— START —

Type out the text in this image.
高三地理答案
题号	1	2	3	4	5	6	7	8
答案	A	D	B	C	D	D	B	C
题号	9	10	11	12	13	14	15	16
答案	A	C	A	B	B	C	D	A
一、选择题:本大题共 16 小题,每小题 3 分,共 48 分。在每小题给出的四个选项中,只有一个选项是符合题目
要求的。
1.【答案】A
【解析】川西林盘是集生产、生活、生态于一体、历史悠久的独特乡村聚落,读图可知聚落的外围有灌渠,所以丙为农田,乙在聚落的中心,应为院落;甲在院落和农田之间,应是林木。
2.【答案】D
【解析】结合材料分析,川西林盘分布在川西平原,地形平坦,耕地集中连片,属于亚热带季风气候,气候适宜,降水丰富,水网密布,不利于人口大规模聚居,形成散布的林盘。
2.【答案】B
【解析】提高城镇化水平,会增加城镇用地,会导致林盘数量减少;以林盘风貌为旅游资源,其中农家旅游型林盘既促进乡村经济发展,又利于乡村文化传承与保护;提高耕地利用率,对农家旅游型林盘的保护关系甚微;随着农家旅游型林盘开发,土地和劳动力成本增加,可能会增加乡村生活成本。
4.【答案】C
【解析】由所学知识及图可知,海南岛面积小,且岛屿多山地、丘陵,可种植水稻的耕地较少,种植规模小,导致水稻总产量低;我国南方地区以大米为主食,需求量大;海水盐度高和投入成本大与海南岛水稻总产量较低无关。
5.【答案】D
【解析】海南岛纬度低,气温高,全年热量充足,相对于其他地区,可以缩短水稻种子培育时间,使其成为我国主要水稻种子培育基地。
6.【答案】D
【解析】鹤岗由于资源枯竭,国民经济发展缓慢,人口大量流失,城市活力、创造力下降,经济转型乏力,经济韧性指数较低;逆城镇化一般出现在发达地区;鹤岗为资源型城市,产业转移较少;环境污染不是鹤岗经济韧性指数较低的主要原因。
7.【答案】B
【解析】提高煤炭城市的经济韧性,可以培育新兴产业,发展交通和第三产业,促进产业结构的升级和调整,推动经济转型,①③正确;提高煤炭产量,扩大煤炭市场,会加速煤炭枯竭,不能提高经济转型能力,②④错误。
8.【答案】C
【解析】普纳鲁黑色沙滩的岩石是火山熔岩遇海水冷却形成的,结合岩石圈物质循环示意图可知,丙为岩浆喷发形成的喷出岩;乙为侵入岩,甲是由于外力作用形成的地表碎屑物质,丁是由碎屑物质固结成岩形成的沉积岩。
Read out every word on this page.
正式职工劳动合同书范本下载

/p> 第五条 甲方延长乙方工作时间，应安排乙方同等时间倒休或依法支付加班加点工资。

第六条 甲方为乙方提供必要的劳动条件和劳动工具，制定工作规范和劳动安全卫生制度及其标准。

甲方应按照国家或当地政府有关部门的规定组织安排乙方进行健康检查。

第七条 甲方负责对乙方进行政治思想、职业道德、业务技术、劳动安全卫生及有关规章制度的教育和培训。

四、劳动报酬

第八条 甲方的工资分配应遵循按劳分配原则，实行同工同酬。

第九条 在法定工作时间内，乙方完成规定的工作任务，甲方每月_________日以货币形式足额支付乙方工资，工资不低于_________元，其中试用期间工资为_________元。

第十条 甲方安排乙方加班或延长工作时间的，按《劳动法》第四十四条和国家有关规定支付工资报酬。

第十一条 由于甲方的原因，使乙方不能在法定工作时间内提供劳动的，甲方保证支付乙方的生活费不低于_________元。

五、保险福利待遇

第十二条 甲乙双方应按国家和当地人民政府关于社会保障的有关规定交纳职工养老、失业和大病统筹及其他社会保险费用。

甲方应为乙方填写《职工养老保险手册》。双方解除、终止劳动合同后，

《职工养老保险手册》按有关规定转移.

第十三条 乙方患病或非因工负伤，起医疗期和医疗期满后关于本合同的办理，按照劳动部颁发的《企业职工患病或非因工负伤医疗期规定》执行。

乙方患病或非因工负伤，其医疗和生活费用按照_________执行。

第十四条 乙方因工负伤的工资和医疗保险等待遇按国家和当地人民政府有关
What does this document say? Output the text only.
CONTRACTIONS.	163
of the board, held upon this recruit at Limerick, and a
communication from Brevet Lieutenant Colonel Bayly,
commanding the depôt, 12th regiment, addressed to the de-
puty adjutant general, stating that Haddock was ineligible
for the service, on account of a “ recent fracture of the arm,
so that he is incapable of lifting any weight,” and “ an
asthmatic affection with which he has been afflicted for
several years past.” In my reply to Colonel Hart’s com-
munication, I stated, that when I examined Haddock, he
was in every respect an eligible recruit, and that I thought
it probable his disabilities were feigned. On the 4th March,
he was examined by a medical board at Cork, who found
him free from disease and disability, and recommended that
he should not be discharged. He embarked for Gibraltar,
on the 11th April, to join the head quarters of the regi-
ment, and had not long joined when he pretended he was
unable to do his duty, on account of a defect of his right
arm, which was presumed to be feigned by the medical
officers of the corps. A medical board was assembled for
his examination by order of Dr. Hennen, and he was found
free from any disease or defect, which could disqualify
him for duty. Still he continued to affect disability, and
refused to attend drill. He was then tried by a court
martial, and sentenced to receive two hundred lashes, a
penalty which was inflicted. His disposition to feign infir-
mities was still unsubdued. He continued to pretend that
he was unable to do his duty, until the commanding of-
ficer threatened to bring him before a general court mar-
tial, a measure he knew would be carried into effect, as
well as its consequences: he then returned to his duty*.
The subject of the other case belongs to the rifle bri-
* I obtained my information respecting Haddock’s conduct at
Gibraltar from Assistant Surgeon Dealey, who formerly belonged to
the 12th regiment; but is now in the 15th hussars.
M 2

— END —

▸ Short task: Every line of the material must be returned exactly as it appears.

▸ Correct output:
Type out the text in this image.
高三地理答案
题号	1	2	3	4	5	6	7	8
答案	A	D	B	C	D	D	B	C
题号	9	10	11	12	13	14	15	16
答案	A	C	A	B	B	C	D	A
一、选择题:本大题共 16 小题,每小题 3 分,共 48 分。在每小题给出的四个选项中,只有一个选项是符合题目
要求的。
1.【答案】A
【解析】川西林盘是集生产、生活、生态于一体、历史悠久的独特乡村聚落,读图可知聚落的外围有灌渠,所以丙为农田,乙在聚落的中心,应为院落;甲在院落和农田之间,应是林木。
2.【答案】D
【解析】结合材料分析,川西林盘分布在川西平原,地形平坦,耕地集中连片,属于亚热带季风气候,气候适宜,降水丰富,水网密布,不利于人口大规模聚居,形成散布的林盘。
2.【答案】B
【解析】提高城镇化水平,会增加城镇用地,会导致林盘数量减少;以林盘风貌为旅游资源,其中农家旅游型林盘既促进乡村经济发展,又利于乡村文化传承与保护;提高耕地利用率,对农家旅游型林盘的保护关系甚微;随着农家旅游型林盘开发,土地和劳动力成本增加,可能会增加乡村生活成本。
4.【答案】C
【解析】由所学知识及图可知,海南岛面积小,且岛屿多山地、丘陵,可种植水稻的耕地较少,种植规模小,导致水稻总产量低;我国南方地区以大米为主食,需求量大;海水盐度高和投入成本大与海南岛水稻总产量较低无关。
5.【答案】D
【解析】海南岛纬度低,气温高,全年热量充足,相对于其他地区,可以缩短水稻种子培育时间,使其成为我国主要水稻种子培育基地。
6.【答案】D
【解析】鹤岗由于资源枯竭,国民经济发展缓慢,人口大量流失,城市活力、创造力下降,经济转型乏力,经济韧性指数较低;逆城镇化一般出现在发达地区;鹤岗为资源型城市,产业转移较少;环境污染不是鹤岗经济韧性指数较低的主要原因。
7.【答案】B
【解析】提高煤炭城市的经济韧性,可以培育新兴产业,发展交通和第三产业,促进产业结构的升级和调整,推动经济转型,①③正确;提高煤炭产量,扩大煤炭市场,会加速煤炭枯竭,不能提高经济转型能力,②④错误。
8.【答案】C
【解析】普纳鲁黑色沙滩的岩石是火山熔岩遇海水冷却形成的,结合岩石圈物质循环示意图可知,丙为岩浆喷发形成的喷出岩;乙为侵入岩,甲是由于外力作用形成的地表碎屑物质,丁是由碎屑物质固结成岩形成的沉积岩。
Read out every word on this page.
正式职工劳动合同书范本下载

/p> 第五条 甲方延长乙方工作时间，应安排乙方同等时间倒休或依法支付加班加点工资。

第六条 甲方为乙方提供必要的劳动条件和劳动工具，制定工作规范和劳动安全卫生制度及其标准。

甲方应按照国家或当地政府有关部门的规定组织安排乙方进行健康检查。

第七条 甲方负责对乙方进行政治思想、职业道德、业务技术、劳动安全卫生及有关规章制度的教育和培训。

四、劳动报酬

第八条 甲方的工资分配应遵循按劳分配原则，实行同工同酬。

第九条 在法定工作时间内，乙方完成规定的工作任务，甲方每月_________日以货币形式足额支付乙方工资，工资不低于_________元，其中试用期间工资为_________元。

第十条 甲方安排乙方加班或延长工作时间的，按《劳动法》第四十四条和国家有关规定支付工资报酬。

第十一条 由于甲方的原因，使乙方不能在法定工作时间内提供劳动的，甲方保证支付乙方的生活费不低于_________元。

五、保险福利待遇

第十二条 甲乙双方应按国家和当地人民政府关于社会保障的有关规定交纳职工养老、失业和大病统筹及其他社会保险费用。

甲方应为乙方填写《职工养老保险手册》。双方解除、终止劳动合同后，

《职工养老保险手册》按有关规定转移.

第十三条 乙方患病或非因工负伤，起医疗期和医疗期满后关于本合同的办理，按照劳动部颁发的《企业职工患病或非因工负伤医疗期规定》执行。

乙方患病或非因工负伤，其医疗和生活费用按照_________执行。

第十四条 乙方因工负伤的工资和医疗保险等待遇按国家和当地人民政府有关
What does this document say? Output the text only.
CONTRACTIONS.	163
of the board, held upon this recruit at Limerick, and a
communication from Brevet Lieutenant Colonel Bayly,
commanding the depôt, 12th regiment, addressed to the de-
puty adjutant general, stating that Haddock was ineligible
for the service, on account of a “ recent fracture of the arm,
so that he is incapable of lifting any weight,” and “ an
asthmatic affection with which he has been afflicted for
several years past.” In my reply to Colonel Hart’s com-
munication, I stated, that when I examined Haddock, he
was in every respect an eligible recruit, and that I thought
it probable his disabilities were feigned. On the 4th March,
he was examined by a medical board at Cork, who found
him free from disease and disability, and recommended that
he should not be discharged. He embarked for Gibraltar,
on the 11th April, to join the head quarters of the regi-
ment, and had not long joined when he pretended he was
unable to do his duty, on account of a defect of his right
arm, which was presumed to be feigned by the medical
officers of the corps. A medical board was assembled for
his examination by order of Dr. Hennen, and he was found
free from any disease or defect, which could disqualify
him for duty. Still he continued to affect disability, and
refused to attend drill. He was then tried by a court
martial, and sentenced to receive two hundred lashes, a
penalty which was inflicted. His disposition to feign infir-
mities was still unsubdued. He continued to pretend that
he was unable to do his duty, until the commanding of-
ficer threatened to bring him before a general court mar-
tial, a measure he knew would be carried into effect, as
well as its consequences: he then returned to his duty*.
The subject of the other case belongs to the rifle bri-
* I obtained my information respecting Haddock’s conduct at
Gibraltar from Assistant Surgeon Dealey, who formerly belonged to
the 12th regiment; but is now in the 15th hussars.
M 2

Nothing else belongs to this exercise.